[WHAT IS ASKED]
Pick out all lines in the listing holding the string "View" and copy them.

(Recorded data)
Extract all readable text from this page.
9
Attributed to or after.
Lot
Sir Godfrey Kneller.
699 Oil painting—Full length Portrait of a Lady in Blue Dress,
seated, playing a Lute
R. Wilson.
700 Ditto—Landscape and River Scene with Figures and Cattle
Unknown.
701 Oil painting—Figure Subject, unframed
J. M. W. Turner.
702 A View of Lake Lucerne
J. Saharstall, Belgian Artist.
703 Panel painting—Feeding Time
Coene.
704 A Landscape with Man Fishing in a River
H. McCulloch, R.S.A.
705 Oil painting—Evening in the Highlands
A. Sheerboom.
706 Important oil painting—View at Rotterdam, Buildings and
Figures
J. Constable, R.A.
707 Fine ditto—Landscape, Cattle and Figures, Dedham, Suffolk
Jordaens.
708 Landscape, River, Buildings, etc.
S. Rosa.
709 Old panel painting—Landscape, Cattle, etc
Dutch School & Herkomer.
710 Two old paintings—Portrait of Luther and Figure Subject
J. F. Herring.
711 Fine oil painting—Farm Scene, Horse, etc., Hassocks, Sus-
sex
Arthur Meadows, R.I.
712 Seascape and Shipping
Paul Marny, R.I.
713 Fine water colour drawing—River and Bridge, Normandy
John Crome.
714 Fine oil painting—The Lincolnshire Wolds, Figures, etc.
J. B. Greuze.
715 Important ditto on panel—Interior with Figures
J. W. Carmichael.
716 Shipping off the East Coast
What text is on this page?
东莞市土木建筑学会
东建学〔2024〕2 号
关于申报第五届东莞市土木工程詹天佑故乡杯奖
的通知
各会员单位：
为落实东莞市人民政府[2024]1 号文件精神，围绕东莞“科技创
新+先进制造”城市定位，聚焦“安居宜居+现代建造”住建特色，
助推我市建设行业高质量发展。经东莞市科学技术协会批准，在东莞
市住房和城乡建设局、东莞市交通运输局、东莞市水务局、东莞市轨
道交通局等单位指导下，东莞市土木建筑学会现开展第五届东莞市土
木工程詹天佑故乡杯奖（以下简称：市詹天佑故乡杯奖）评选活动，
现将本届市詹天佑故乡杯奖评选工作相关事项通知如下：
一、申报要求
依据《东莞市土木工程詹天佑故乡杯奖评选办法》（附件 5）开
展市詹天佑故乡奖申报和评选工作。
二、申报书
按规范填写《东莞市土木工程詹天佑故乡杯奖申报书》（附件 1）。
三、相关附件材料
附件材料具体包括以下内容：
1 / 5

[SOLUTION]
702 A View of Lake Lucerne
706 Important oil painting—View at Rotterdam, Buildings and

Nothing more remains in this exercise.